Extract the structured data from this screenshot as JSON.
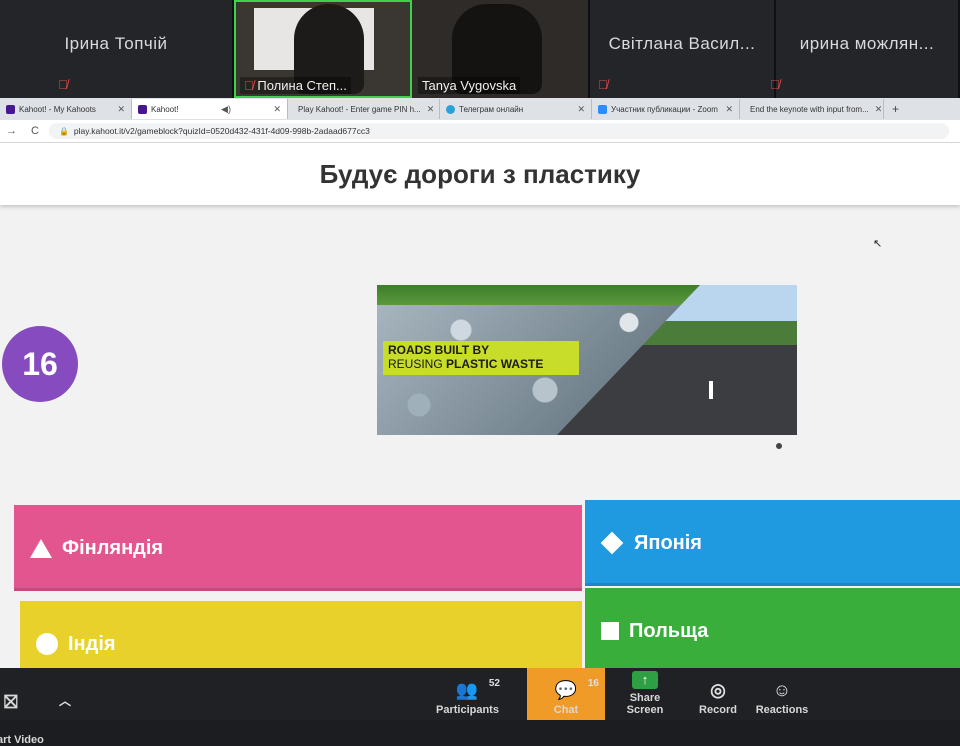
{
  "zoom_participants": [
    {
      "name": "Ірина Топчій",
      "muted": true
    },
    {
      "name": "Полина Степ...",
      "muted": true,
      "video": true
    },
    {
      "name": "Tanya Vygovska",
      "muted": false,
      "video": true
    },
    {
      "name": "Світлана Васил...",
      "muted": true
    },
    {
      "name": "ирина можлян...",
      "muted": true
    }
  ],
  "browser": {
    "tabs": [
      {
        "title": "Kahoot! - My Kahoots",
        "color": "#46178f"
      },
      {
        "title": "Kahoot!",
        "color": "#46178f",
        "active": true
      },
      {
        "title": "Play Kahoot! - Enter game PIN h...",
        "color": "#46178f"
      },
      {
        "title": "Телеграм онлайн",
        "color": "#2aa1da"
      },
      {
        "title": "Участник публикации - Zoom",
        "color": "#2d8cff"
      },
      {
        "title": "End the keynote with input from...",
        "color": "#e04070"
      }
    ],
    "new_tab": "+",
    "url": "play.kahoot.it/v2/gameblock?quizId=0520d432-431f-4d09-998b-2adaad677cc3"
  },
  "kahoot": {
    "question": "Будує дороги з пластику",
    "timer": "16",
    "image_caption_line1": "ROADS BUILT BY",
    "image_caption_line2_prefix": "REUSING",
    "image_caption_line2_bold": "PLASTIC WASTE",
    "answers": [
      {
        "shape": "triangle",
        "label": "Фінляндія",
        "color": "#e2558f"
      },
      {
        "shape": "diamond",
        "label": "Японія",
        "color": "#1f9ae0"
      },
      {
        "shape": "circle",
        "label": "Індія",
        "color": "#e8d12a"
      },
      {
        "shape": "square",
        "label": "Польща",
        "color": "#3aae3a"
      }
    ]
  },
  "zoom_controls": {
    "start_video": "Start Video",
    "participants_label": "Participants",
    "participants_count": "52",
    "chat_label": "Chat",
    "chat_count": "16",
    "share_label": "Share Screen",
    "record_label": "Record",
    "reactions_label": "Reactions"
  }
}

TASK BRIEF ▸ Quote all the lines above exactly as given. Do not include the pictures.

CORRECT RESULT ▸
Extract the structured data from this screenshot as JSON.
{
  "zoom_participants": [
    {
      "name": "Ірина Топчій",
      "muted": true
    },
    {
      "name": "Полина Степ...",
      "muted": true,
      "video": true
    },
    {
      "name": "Tanya Vygovska",
      "muted": false,
      "video": true
    },
    {
      "name": "Світлана Васил...",
      "muted": true
    },
    {
      "name": "ирина можлян...",
      "muted": true
    }
  ],
  "browser": {
    "tabs": [
      {
        "title": "Kahoot! - My Kahoots",
        "color": "#46178f"
      },
      {
        "title": "Kahoot!",
        "color": "#46178f",
        "active": true
      },
      {
        "title": "Play Kahoot! - Enter game PIN h...",
        "color": "#46178f"
      },
      {
        "title": "Телеграм онлайн",
        "color": "#2aa1da"
      },
      {
        "title": "Участник публикации - Zoom",
        "color": "#2d8cff"
      },
      {
        "title": "End the keynote with input from...",
        "color": "#e04070"
      }
    ],
    "new_tab": "+",
    "url": "play.kahoot.it/v2/gameblock?quizId=0520d432-431f-4d09-998b-2adaad677cc3"
  },
  "kahoot": {
    "question": "Будує дороги з пластику",
    "timer": "16",
    "image_caption_line1": "ROADS BUILT BY",
    "image_caption_line2_prefix": "REUSING",
    "image_caption_line2_bold": "PLASTIC WASTE",
    "answers": [
      {
        "shape": "triangle",
        "label": "Фінляндія",
        "color": "#e2558f"
      },
      {
        "shape": "diamond",
        "label": "Японія",
        "color": "#1f9ae0"
      },
      {
        "shape": "circle",
        "label": "Індія",
        "color": "#e8d12a"
      },
      {
        "shape": "square",
        "label": "Польща",
        "color": "#3aae3a"
      }
    ]
  },
  "zoom_controls": {
    "start_video": "Start Video",
    "participants_label": "Participants",
    "participants_count": "52",
    "chat_label": "Chat",
    "chat_count": "16",
    "share_label": "Share Screen",
    "record_label": "Record",
    "reactions_label": "Reactions"
  }
}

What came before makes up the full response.